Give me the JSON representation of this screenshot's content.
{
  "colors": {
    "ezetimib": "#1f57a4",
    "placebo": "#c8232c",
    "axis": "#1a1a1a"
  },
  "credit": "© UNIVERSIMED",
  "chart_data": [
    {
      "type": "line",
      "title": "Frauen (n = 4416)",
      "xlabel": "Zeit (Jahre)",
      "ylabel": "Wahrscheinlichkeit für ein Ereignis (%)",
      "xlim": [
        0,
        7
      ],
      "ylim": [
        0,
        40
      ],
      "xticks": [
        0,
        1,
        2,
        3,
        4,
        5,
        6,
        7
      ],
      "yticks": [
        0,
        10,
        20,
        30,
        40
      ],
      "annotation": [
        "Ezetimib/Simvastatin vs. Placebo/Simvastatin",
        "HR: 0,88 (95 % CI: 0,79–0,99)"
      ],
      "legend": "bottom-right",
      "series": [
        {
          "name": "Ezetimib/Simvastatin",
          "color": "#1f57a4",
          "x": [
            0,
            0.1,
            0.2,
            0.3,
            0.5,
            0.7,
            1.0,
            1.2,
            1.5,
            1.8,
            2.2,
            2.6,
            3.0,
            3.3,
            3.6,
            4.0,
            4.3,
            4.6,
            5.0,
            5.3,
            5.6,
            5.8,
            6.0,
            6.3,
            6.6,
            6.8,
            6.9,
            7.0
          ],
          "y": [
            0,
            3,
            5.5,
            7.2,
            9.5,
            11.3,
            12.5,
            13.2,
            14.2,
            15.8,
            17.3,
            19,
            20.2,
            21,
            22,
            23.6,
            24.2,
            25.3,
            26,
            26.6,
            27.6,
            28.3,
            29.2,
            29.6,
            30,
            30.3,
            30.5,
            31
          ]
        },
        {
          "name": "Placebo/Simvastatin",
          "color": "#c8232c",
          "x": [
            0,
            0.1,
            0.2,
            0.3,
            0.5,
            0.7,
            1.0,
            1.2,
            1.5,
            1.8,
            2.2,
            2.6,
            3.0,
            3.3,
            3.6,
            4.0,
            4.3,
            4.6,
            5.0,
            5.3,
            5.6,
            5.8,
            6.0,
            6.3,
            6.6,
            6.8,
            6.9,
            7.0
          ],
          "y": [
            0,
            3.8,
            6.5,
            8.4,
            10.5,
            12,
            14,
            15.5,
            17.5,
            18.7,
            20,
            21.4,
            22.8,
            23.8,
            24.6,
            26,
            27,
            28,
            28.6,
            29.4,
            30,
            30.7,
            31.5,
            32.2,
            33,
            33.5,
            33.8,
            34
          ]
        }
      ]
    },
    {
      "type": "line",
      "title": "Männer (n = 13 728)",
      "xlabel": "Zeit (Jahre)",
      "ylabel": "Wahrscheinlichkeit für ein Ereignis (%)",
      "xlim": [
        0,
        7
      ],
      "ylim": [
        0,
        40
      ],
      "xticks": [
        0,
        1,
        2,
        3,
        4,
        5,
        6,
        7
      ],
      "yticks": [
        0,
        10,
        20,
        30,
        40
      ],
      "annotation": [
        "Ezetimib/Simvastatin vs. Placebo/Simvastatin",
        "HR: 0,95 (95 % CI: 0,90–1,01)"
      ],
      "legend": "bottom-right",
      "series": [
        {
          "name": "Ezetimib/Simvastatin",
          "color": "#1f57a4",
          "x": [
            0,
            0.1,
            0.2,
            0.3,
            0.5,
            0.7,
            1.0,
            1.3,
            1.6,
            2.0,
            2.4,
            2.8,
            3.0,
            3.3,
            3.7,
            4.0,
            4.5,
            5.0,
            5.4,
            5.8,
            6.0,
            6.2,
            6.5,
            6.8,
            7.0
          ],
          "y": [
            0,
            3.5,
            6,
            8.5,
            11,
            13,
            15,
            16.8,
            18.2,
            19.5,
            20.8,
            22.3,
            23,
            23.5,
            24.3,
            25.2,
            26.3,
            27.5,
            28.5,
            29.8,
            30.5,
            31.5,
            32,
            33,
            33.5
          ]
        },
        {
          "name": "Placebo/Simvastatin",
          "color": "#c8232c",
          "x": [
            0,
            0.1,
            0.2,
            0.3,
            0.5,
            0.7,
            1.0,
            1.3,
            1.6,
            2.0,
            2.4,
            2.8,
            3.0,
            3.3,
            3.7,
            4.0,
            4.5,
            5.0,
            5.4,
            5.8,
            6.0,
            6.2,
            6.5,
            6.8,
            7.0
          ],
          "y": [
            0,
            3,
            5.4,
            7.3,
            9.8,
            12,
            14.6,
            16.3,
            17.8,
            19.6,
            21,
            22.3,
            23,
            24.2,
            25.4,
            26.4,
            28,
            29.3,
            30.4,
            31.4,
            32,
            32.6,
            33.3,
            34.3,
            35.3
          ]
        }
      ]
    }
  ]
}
- - -
_Aim of the exercise_
Output the whole listing above again, word for word.

_Result of the exercise_
Give me the JSON representation of this screenshot's content.
{
  "colors": {
    "ezetimib": "#1f57a4",
    "placebo": "#c8232c",
    "axis": "#1a1a1a"
  },
  "credit": "© UNIVERSIMED",
  "chart_data": [
    {
      "type": "line",
      "title": "Frauen (n = 4416)",
      "xlabel": "Zeit (Jahre)",
      "ylabel": "Wahrscheinlichkeit für ein Ereignis (%)",
      "xlim": [
        0,
        7
      ],
      "ylim": [
        0,
        40
      ],
      "xticks": [
        0,
        1,
        2,
        3,
        4,
        5,
        6,
        7
      ],
      "yticks": [
        0,
        10,
        20,
        30,
        40
      ],
      "annotation": [
        "Ezetimib/Simvastatin vs. Placebo/Simvastatin",
        "HR: 0,88 (95 % CI: 0,79–0,99)"
      ],
      "legend": "bottom-right",
      "series": [
        {
          "name": "Ezetimib/Simvastatin",
          "color": "#1f57a4",
          "x": [
            0,
            0.1,
            0.2,
            0.3,
            0.5,
            0.7,
            1.0,
            1.2,
            1.5,
            1.8,
            2.2,
            2.6,
            3.0,
            3.3,
            3.6,
            4.0,
            4.3,
            4.6,
            5.0,
            5.3,
            5.6,
            5.8,
            6.0,
            6.3,
            6.6,
            6.8,
            6.9,
            7.0
          ],
          "y": [
            0,
            3,
            5.5,
            7.2,
            9.5,
            11.3,
            12.5,
            13.2,
            14.2,
            15.8,
            17.3,
            19,
            20.2,
            21,
            22,
            23.6,
            24.2,
            25.3,
            26,
            26.6,
            27.6,
            28.3,
            29.2,
            29.6,
            30,
            30.3,
            30.5,
            31
          ]
        },
        {
          "name": "Placebo/Simvastatin",
          "color": "#c8232c",
          "x": [
            0,
            0.1,
            0.2,
            0.3,
            0.5,
            0.7,
            1.0,
            1.2,
            1.5,
            1.8,
            2.2,
            2.6,
            3.0,
            3.3,
            3.6,
            4.0,
            4.3,
            4.6,
            5.0,
            5.3,
            5.6,
            5.8,
            6.0,
            6.3,
            6.6,
            6.8,
            6.9,
            7.0
          ],
          "y": [
            0,
            3.8,
            6.5,
            8.4,
            10.5,
            12,
            14,
            15.5,
            17.5,
            18.7,
            20,
            21.4,
            22.8,
            23.8,
            24.6,
            26,
            27,
            28,
            28.6,
            29.4,
            30,
            30.7,
            31.5,
            32.2,
            33,
            33.5,
            33.8,
            34
          ]
        }
      ]
    },
    {
      "type": "line",
      "title": "Männer (n = 13 728)",
      "xlabel": "Zeit (Jahre)",
      "ylabel": "Wahrscheinlichkeit für ein Ereignis (%)",
      "xlim": [
        0,
        7
      ],
      "ylim": [
        0,
        40
      ],
      "xticks": [
        0,
        1,
        2,
        3,
        4,
        5,
        6,
        7
      ],
      "yticks": [
        0,
        10,
        20,
        30,
        40
      ],
      "annotation": [
        "Ezetimib/Simvastatin vs. Placebo/Simvastatin",
        "HR: 0,95 (95 % CI: 0,90–1,01)"
      ],
      "legend": "bottom-right",
      "series": [
        {
          "name": "Ezetimib/Simvastatin",
          "color": "#1f57a4",
          "x": [
            0,
            0.1,
            0.2,
            0.3,
            0.5,
            0.7,
            1.0,
            1.3,
            1.6,
            2.0,
            2.4,
            2.8,
            3.0,
            3.3,
            3.7,
            4.0,
            4.5,
            5.0,
            5.4,
            5.8,
            6.0,
            6.2,
            6.5,
            6.8,
            7.0
          ],
          "y": [
            0,
            3.5,
            6,
            8.5,
            11,
            13,
            15,
            16.8,
            18.2,
            19.5,
            20.8,
            22.3,
            23,
            23.5,
            24.3,
            25.2,
            26.3,
            27.5,
            28.5,
            29.8,
            30.5,
            31.5,
            32,
            33,
            33.5
          ]
        },
        {
          "name": "Placebo/Simvastatin",
          "color": "#c8232c",
          "x": [
            0,
            0.1,
            0.2,
            0.3,
            0.5,
            0.7,
            1.0,
            1.3,
            1.6,
            2.0,
            2.4,
            2.8,
            3.0,
            3.3,
            3.7,
            4.0,
            4.5,
            5.0,
            5.4,
            5.8,
            6.0,
            6.2,
            6.5,
            6.8,
            7.0
          ],
          "y": [
            0,
            3,
            5.4,
            7.3,
            9.8,
            12,
            14.6,
            16.3,
            17.8,
            19.6,
            21,
            22.3,
            23,
            24.2,
            25.4,
            26.4,
            28,
            29.3,
            30.4,
            31.4,
            32,
            32.6,
            33.3,
            34.3,
            35.3
          ]
        }
      ]
    }
  ]
}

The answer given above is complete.